# [WHAT THE EXERCISE ASKS]
Please find every line in the records below that contains the string "Trip" and copy each of those lines in full.

(Layout coordinate data)
▬▬▬
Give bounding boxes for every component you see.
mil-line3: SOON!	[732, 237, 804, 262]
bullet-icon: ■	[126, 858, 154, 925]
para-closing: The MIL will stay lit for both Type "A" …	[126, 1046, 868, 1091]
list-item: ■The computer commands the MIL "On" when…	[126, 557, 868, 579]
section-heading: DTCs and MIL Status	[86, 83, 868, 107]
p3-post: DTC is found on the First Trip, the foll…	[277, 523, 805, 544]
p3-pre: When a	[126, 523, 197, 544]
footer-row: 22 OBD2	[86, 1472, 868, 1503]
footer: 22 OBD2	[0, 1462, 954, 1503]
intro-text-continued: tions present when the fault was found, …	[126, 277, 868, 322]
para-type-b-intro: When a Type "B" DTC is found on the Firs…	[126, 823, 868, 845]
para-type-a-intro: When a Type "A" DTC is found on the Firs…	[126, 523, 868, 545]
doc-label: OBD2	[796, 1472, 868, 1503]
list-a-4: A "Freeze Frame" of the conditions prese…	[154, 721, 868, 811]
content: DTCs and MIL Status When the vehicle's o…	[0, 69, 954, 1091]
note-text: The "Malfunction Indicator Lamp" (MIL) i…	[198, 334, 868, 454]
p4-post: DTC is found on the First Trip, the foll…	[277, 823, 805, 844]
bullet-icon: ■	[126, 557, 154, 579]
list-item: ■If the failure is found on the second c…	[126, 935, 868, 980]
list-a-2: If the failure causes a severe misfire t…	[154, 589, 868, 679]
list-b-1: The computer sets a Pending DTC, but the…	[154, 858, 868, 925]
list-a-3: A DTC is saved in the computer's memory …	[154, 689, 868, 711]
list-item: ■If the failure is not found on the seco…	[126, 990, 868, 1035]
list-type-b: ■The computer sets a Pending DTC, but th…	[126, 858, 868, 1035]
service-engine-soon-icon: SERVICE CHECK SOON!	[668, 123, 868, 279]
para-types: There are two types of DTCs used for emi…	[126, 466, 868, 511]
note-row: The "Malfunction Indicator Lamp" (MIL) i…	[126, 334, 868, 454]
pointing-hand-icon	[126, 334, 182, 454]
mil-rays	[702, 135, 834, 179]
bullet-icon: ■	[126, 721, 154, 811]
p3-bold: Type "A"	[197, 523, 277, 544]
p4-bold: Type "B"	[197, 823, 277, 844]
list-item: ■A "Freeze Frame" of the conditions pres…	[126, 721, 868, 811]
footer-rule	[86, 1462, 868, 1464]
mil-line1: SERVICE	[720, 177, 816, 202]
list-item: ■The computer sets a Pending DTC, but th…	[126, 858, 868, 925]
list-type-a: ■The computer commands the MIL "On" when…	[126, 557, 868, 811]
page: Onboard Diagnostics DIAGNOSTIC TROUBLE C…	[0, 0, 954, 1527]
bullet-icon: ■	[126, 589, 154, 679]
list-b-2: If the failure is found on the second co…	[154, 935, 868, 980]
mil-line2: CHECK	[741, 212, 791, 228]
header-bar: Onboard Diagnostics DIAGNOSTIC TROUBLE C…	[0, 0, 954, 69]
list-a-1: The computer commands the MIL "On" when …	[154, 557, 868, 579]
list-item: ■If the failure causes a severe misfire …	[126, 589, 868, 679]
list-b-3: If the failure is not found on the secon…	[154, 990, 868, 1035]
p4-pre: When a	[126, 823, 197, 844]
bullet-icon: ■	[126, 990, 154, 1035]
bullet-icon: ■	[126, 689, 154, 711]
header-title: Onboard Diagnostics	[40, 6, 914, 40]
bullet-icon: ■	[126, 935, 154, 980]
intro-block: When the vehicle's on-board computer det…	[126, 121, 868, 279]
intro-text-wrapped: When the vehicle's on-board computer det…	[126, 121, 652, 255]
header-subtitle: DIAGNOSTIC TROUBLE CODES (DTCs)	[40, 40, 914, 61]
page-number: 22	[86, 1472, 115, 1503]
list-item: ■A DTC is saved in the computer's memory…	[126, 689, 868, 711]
▬▬▬
# [PROBLEM SOLUTION]
p3-post: DTC is found on the First Trip, the foll…	[277, 523, 805, 544]
p4-post: DTC is found on the First Trip, the foll…	[277, 823, 805, 844]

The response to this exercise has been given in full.